* Aim of the task:
Are you able to quote each entry exactly as written?

* Stored records:

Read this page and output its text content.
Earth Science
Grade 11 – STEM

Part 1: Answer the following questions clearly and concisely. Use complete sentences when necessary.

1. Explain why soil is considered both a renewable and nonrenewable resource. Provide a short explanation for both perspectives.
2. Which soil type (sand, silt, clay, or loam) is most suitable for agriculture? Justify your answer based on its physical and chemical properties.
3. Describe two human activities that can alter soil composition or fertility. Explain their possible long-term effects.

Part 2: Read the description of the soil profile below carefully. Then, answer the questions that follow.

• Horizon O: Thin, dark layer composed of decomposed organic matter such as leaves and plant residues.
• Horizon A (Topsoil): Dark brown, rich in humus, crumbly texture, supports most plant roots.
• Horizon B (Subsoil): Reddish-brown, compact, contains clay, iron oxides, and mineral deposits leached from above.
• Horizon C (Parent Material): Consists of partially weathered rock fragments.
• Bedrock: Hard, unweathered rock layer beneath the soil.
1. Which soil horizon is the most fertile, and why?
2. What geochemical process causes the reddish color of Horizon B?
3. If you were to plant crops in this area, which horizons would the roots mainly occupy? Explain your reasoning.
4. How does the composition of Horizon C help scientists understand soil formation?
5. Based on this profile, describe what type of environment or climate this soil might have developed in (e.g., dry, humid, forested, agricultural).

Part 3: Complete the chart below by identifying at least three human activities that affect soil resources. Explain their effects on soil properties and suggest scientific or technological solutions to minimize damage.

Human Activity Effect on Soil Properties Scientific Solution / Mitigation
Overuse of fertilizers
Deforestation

* Solution to this problem:
Read this page and output its text content.
Earth Science
Grade 11 – STEM

Part 1: Answer the following questions clearly and concisely. Use complete sentences when necessary.

1. Explain why soil is considered both a renewable and nonrenewable resource. Provide a short explanation for both perspectives.
2. Which soil type (sand, silt, clay, or loam) is most suitable for agriculture? Justify your answer based on its physical and chemical properties.
3. Describe two human activities that can alter soil composition or fertility. Explain their possible long-term effects.

Part 2: Read the description of the soil profile below carefully. Then, answer the questions that follow.

• Horizon O: Thin, dark layer composed of decomposed organic matter such as leaves and plant residues.
• Horizon A (Topsoil): Dark brown, rich in humus, crumbly texture, supports most plant roots.
• Horizon B (Subsoil): Reddish-brown, compact, contains clay, iron oxides, and mineral deposits leached from above.
• Horizon C (Parent Material): Consists of partially weathered rock fragments.
• Bedrock: Hard, unweathered rock layer beneath the soil.
1. Which soil horizon is the most fertile, and why?
2. What geochemical process causes the reddish color of Horizon B?
3. If you were to plant crops in this area, which horizons would the roots mainly occupy? Explain your reasoning.
4. How does the composition of Horizon C help scientists understand soil formation?
5. Based on this profile, describe what type of environment or climate this soil might have developed in (e.g., dry, humid, forested, agricultural).

Part 3: Complete the chart below by identifying at least three human activities that affect soil resources. Explain their effects on soil properties and suggest scientific or technological solutions to minimize damage.

Human Activity Effect on Soil Properties Scientific Solution / Mitigation
Overuse of fertilizers
Deforestation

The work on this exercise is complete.